(Extracted data entries)
____________

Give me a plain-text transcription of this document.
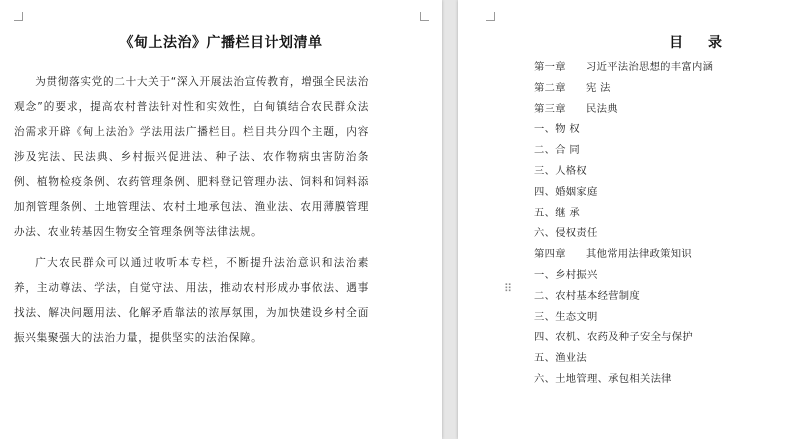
《甸上法治》广播栏目计划清单

为贯彻落实党的二十大关于“深入开展法治宣传教育，增强全民法治观念”的要求，提高农村普法针对性和实效性，白甸镇结合农民群众法治需求开辟《甸上法治》学法用法广播栏目。栏目共分四个主题，内容涉及宪法、民法典、乡村振兴促进法、种子法、农作物病虫害防治条例、植物检疫条例、农药管理条例、肥料登记管理办法、饲料和饲料添加剂管理条例、土地管理法、农村土地承包法、渔业法、农用薄膜管理办法、农业转基因生物安全管理条例等法律法规。

广大农民群众可以通过收听本专栏，不断提升法治意识和法治素养，主动尊法、学法，自觉守法、用法，推动农村形成办事依法、遇事找法、解决问题用法、化解矛盾靠法的浓厚氛围，为加快建设乡村全面振兴集聚强大的法治力量，提供坚实的法治保障。

目 录
第一章 习近平法治思想的丰富内涵
第二章 宪 法
第三章 民法典
一、物 权
二、合 同
三、人格权
四、婚姻家庭
五、继 承
六、侵权责任
第四章 其他常用法律政策知识
一、乡村振兴
二、农村基本经营制度
三、生态文明
四、农机、农药及种子安全与保护
五、渔业法
六、土地管理、承包相关法律
⠿
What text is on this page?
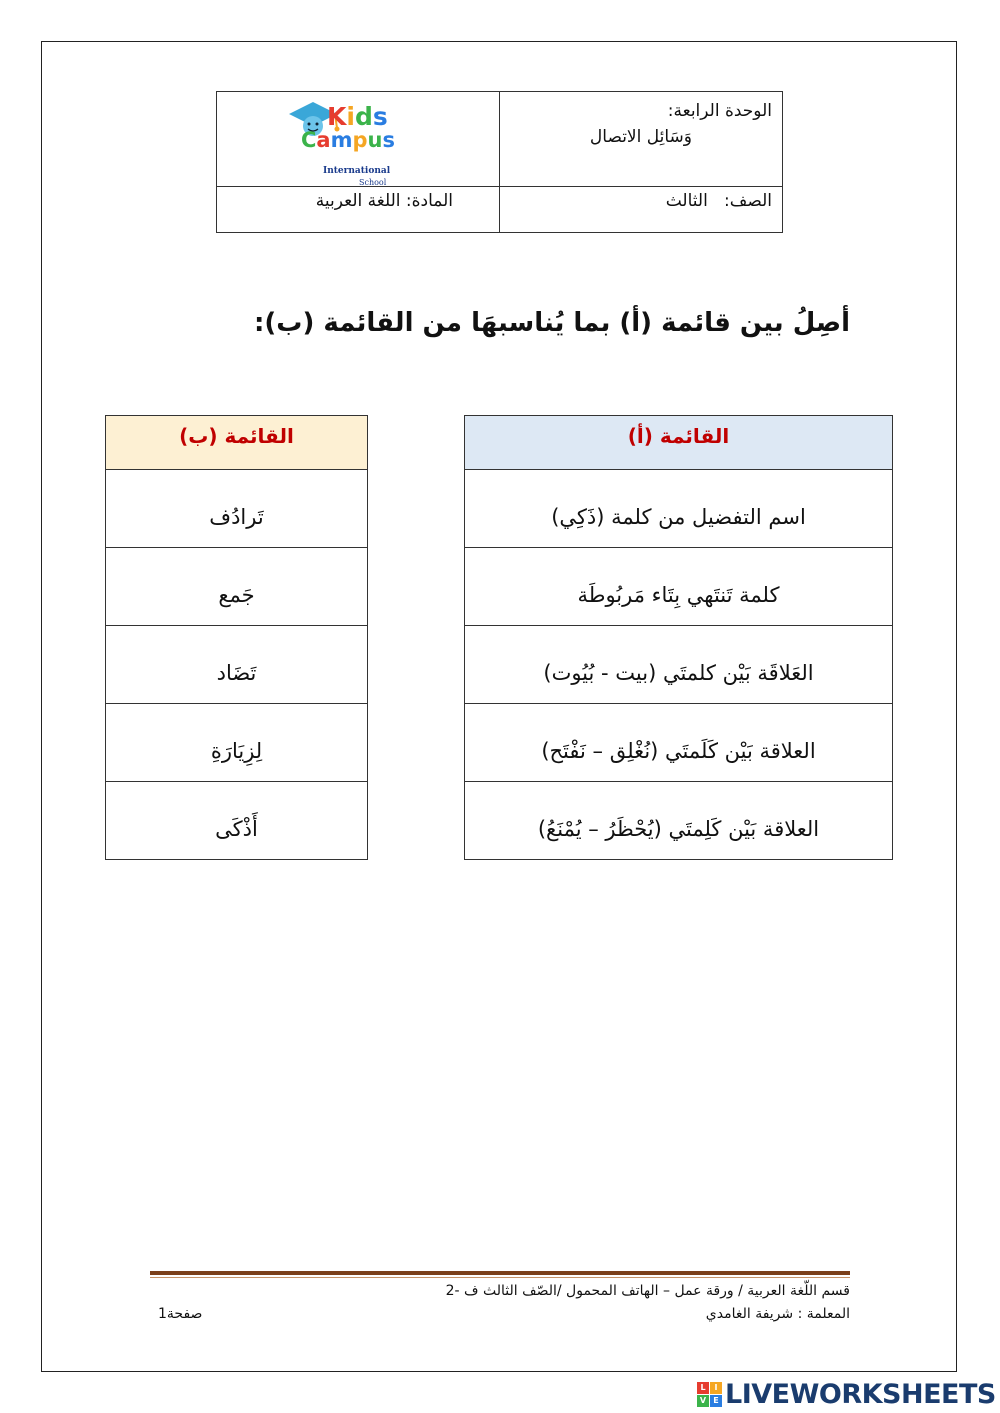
Kids
Campus
International
School	الوحدة الرابعة:
وَسَائِل الاتصال

المادة: اللغة العربية	الصف:   الثالث
أصِلُ بين قائمة (أ) بما يُناسبهَا من القائمة (ب):
القائمة (أ)
اسم التفضيل من كلمة (ذَكِي)
كلمة تَنتَهي بِتَاء مَربُوطَة
العَلاقَة بَيْن كلمتَي (بيت - بُيُوت)
العلاقة بَيْن كَلَمتَي (نُغْلِق – نَفْتَح)
العلاقة بَيْن كَلِمتَي (يُحْظَرُ – يُمْنَعُ)
القائمة (ب)
تَرادُف
جَمع
تَضَاد
لِزِيَارَةِ
أَذْكَى
قسم اللّغة العربية / ورقة عمل – الهاتف المحمول /الصّف الثالث ف -2
المعلمة : شريفة الغامدي
صفحة1
L	I
V E LIVEWORKSHEETS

____________

Prompt: Reproduce the full listing above verbatim, with no pictures included.

Solution for this exercise:
Give me a plain-text transcription of this document.
《甸上法治》广播栏目计划清单

为贯彻落实党的二十大关于“深入开展法治宣传教育，增强全民法治观念”的要求，提高农村普法针对性和实效性，白甸镇结合农民群众法治需求开辟《甸上法治》学法用法广播栏目。栏目共分四个主题，内容涉及宪法、民法典、乡村振兴促进法、种子法、农作物病虫害防治条例、植物检疫条例、农药管理条例、肥料登记管理办法、饲料和饲料添加剂管理条例、土地管理法、农村土地承包法、渔业法、农用薄膜管理办法、农业转基因生物安全管理条例等法律法规。

广大农民群众可以通过收听本专栏，不断提升法治意识和法治素养，主动尊法、学法，自觉守法、用法，推动农村形成办事依法、遇事找法、解决问题用法、化解矛盾靠法的浓厚氛围，为加快建设乡村全面振兴集聚强大的法治力量，提供坚实的法治保障。

目 录
第一章 习近平法治思想的丰富内涵
第二章 宪 法
第三章 民法典
一、物 权
二、合 同
三、人格权
四、婚姻家庭
五、继 承
六、侵权责任
第四章 其他常用法律政策知识
一、乡村振兴
二、农村基本经营制度
三、生态文明
四、农机、农药及种子安全与保护
五、渔业法
六、土地管理、承包相关法律
⠿
What text is on this page?
Kids
Campus
International
School	الوحدة الرابعة:
وَسَائِل الاتصال

المادة: اللغة العربية	الصف:   الثالث
أصِلُ بين قائمة (أ) بما يُناسبهَا من القائمة (ب):
القائمة (أ)
اسم التفضيل من كلمة (ذَكِي)
كلمة تَنتَهي بِتَاء مَربُوطَة
العَلاقَة بَيْن كلمتَي (بيت - بُيُوت)
العلاقة بَيْن كَلَمتَي (نُغْلِق – نَفْتَح)
العلاقة بَيْن كَلِمتَي (يُحْظَرُ – يُمْنَعُ)
القائمة (ب)
تَرادُف
جَمع
تَضَاد
لِزِيَارَةِ
أَذْكَى
قسم اللّغة العربية / ورقة عمل – الهاتف المحمول /الصّف الثالث ف -2
المعلمة : شريفة الغامدي
صفحة1
L	I
V E LIVEWORKSHEETS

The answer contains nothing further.